◆ Trecho fornecido
A Unidade Nacional Brasileira constitui um dos fenômenos políticos mais notáveis do mundo. Não se trata de uma unidade compulsória, como foi o caso do Império Romano, ou dos impositivos de guerras vitoriosas, como as de conquista empreendidas pelos Czares da Rússia, que sucessivamente foram abrangendo largos territórios. Em ambos os casos verificou-se uma unidade de aparência, mas não de essência. Os povos submetidos continuaram a falar em suas línguas próprias, multiplicadas em dialetos, mantendo o culto de suas religiões e as normas tradicionais de seus costumes.

 

No Brasil, entretanto, em extensão quase equivalente àqueles Impérios, conservaram-se a mesma língua, a mesma religião, os mesmos hábitos, com ligeiras variantes de características regionais. E, mais do que isso: um sentimento comum de Pátria, que identifica o amazonense e o gaúcho, os paulistas e mineiros aos nordestinos e às populações do Centro-Oeste. A que atribuir tão pasmosa unidade?

 

Historiadores e sociólogos procuram penetrar no mistério desse enigma; opiniões divergem, mas o problema continua desafiando a argúcia dos pesquisadores.

 

Tenho para mim que a causa principal da nossa unidade está no espírito ecumênico do colonizador português. Aquele povo, de pouco mais de um milhão de habitantes ao tempo das descobertas, herdou dos romanos o sentido universalista no trato com os povos. Em vez de impor, adaptou-se ao que encontrava como realidade social e soube conformar-se às circunstâncias geográficas, climáticas e regionais. Sem preconceitos de raça, cruzou-se com os autóctones e, depois com as correntes africanas e europeias que confluíram no Novo Mundo. Sem intolerância religiosa, pregou o Evangelho, mas não violentou nem os índios nem os negros, não exercendo sobre eles a crueldade dos arbítrios inquisitoriais. Sem exorbitância de uma política centralizadora, deixou germinar e crescer a futura Nação, consoante com o pensamento dos juristas e a clarividência dos Reis.

◆ Registros armazenados
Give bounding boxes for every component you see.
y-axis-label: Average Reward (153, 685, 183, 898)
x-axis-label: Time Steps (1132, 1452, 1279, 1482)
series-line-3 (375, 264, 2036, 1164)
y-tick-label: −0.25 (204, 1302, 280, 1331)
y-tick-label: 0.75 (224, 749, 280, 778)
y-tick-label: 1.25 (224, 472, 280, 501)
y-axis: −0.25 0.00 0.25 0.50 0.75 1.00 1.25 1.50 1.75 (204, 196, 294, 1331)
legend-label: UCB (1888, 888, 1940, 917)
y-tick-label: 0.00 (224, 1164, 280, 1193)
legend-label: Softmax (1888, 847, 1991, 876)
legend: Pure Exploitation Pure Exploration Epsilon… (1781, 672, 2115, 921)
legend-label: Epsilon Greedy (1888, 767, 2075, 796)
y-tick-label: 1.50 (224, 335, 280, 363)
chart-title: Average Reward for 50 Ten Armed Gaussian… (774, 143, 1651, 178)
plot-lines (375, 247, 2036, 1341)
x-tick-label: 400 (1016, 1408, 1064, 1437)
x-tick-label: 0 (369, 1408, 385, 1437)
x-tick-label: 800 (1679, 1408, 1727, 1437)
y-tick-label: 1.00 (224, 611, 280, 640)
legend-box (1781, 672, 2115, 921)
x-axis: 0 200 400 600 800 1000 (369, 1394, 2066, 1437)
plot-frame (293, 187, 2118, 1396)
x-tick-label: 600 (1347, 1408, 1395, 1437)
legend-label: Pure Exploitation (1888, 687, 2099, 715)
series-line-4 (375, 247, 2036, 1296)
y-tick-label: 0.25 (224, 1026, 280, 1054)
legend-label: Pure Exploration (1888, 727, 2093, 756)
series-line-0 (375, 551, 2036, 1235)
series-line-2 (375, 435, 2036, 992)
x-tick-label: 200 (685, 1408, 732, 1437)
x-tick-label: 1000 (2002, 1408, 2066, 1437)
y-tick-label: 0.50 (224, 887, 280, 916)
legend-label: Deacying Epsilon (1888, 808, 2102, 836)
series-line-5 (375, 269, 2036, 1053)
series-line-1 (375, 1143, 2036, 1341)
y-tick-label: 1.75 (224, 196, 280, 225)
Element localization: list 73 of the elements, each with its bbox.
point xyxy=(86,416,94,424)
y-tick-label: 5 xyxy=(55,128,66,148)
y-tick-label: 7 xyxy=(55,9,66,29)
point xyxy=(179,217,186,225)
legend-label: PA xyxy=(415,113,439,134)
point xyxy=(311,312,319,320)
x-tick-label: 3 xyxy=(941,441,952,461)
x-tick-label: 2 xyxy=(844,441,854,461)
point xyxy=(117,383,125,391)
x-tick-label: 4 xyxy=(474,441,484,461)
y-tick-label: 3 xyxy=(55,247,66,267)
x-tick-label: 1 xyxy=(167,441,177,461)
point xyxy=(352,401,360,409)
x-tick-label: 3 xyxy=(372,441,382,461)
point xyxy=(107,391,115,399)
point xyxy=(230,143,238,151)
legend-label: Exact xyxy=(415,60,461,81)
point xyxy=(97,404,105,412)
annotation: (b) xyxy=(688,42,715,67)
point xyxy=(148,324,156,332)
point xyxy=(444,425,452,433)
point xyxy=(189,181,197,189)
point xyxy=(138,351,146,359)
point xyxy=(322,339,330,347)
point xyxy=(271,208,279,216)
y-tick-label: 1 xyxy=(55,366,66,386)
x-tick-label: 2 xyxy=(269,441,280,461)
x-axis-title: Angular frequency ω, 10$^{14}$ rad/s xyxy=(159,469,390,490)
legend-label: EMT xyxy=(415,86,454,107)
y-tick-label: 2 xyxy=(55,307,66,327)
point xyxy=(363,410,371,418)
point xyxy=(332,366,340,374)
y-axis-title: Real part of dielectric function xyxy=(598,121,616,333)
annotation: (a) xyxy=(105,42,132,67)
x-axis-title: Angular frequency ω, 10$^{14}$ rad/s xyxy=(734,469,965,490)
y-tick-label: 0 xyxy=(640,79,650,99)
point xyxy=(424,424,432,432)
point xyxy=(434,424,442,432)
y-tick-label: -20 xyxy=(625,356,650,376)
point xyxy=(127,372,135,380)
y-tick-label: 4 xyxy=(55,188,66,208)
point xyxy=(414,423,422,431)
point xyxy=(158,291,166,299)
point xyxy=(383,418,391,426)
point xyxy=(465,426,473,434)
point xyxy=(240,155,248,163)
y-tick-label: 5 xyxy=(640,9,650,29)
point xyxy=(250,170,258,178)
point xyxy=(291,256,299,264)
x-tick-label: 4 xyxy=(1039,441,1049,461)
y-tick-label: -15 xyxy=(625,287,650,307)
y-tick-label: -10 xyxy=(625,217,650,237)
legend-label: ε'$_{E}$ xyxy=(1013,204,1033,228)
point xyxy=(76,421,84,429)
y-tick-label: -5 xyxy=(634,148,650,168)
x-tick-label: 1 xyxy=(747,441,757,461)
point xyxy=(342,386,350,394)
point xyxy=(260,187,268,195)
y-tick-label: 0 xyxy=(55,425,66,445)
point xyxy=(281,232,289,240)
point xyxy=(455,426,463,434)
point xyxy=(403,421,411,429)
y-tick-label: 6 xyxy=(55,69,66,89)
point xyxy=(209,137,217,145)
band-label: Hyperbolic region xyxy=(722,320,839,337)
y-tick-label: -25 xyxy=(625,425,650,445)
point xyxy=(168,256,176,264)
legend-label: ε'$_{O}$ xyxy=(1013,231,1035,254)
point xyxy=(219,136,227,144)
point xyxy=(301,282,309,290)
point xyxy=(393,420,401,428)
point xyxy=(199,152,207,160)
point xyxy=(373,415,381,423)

◆ Trabalho solicitado
- a) Responda às perguntas a seguir com base no texto sobre a unidade nacional brasileira.
(i) Quantos habitantes tinha o povo português ao tempo das descobertas?
(ii) Que dois casos de unidade são apresentados como contraste com o Brasil?
(iii) De quem o colonizador português herdou o sentido universalista no trato com os povos?
- b) Prolongue o texto sobre a unidade nacional brasileira a partir do ponto em que ele termina.
A listagem não tem nenhum papel nesta atividade.

◆ Respostas esperadas
- a)
(i) Pouco mais de um milhão de habitantes.
(ii) O Império Romano e as guerras de conquista empreendidas pelos Czares da Rússia.
(iii) Dos romanos.

- b)
A evolução do povo brasileiro teria, porém, justamente em razão da política dos colonizadores, a partir de D. João III, de desenvolver-se entre as forças contrastantes de uma antinomia, que perdurou na Colônia, no Império e manifestou-se claramente na República. De um lado, a atração centrista da Autoridade Central, do outro a expansão centrífuga dos imperativos regionais, aos quais devemos acrescentar inicialmente o espírito do Homem Renascentista, sequioso de liberdade e de aventura e, posteriormente, o do racionalismo do século XVII e o libertarismo do século XVIII.

 

A necessidade inerente ao plano da colonização levou a Metrópole a dividir o vasto território em capitanias. Falou o bom senso, considerada a extensão da área a colonizar e a civilizar. Começam, aí as diferenciações de interesses das várias partes do País. Fracassado o plano, em grande parte das Capitanias, recorre-se a um Governo Geral. Viu-se, depois, que o Norte era diferente do Sul e que o Brasil precisava de dois governos.

 

No curso do século XVIII, acentua-se a antinomia entre o respeito à Metrópole e o libertarismo da Nação nascente. O sentimento de fidelidade à Portugal manifestara-se já nas guerras contra os holandeses, franceses e ingleses e, principalmente, quando os pernambucanos foram retomar Angola, para entregá-la à Pátria-Mãe. Exprime-se ainda no gesto de Amador Bueno, aclamado rei dos paulistas e rejeitando a coroa por ser fiel a Portugal. Por outro lado, falam os sentimentos regionalistas e individualistas, que revelam o Homem da América, de movimentos livres e soberana audácia. Tal estado de espírito irá manifestar-se na Inconfidência Mineira e na revolução americana de 1817.

 

Assim, chegamos à Independência. Agora, que o Poder Central se deslocava de Lisboa para o Rio de Janeiro, explodem os ímpetos de autonomia regional. O Brasil está ameaçado pelo separatismo. Por que? Pelo excesso de centralização do Poder. É o mesmo que se deu na Argentina, conforme assinala Sarmiento no seu livro sobre Facundo Quiroga.

 

Apagadas as chamas da segunda revolução pernambucana de 1824, acende-se dez anos depois o incêndio da Guerra dos Farrapos. É a República de Piratini contra os arbítrios do Poder Central. Depois de pacificado o Rio Grande do Sul, pelo esforço ingente de Diogo Antônio Feijó, foi este mesmo que, unido ao brigadeiro Tobias em São Paulo e a Teófilo Otoni em Minas, deflagrou uma nova revolução, em 1842, alegando a excessiva absorção do Governo Central contra as Províncias do Império. O Federalismo nascia, portanto, destas datas memoráveis: 1824 – Pernambuco; 1835 – Rio Grande do Sul; 1842 – São Paulo e Minas.

 

Só então começou-se a compreender que a Unidade Nacional Brasileira, lastreada pela mesma língua, pela mesma religião, pelos mesmos sentimentos, encontrava agora um opositor: os legítimos interesses regionais, não apenas econômicos, mas sobretudo de liberdade política e livre manifestação da opinião dos brasileiros.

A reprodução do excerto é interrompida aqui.